# WORK REQUIRED
Collect each line holding the string "Fraud".

# DATA FOR THIS EXERCISE

↓

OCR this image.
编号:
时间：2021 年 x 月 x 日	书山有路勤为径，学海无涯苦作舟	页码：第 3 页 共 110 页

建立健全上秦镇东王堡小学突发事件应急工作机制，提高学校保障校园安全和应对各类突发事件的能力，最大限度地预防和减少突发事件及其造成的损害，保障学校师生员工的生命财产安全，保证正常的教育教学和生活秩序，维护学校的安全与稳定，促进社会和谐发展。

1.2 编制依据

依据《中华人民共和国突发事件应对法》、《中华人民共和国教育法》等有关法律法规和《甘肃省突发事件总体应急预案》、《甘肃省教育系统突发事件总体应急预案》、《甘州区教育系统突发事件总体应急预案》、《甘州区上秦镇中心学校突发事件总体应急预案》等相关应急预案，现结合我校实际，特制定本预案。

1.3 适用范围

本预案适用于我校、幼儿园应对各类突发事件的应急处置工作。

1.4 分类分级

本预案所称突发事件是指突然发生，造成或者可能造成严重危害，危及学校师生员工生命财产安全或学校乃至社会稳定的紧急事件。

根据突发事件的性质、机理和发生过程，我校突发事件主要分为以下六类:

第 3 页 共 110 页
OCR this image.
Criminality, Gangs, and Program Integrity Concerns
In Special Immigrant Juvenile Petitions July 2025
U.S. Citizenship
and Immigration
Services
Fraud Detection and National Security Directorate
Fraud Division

↑

# ANSWER IN FULL
Fraud Detection and National Security Directorate
Fraud Division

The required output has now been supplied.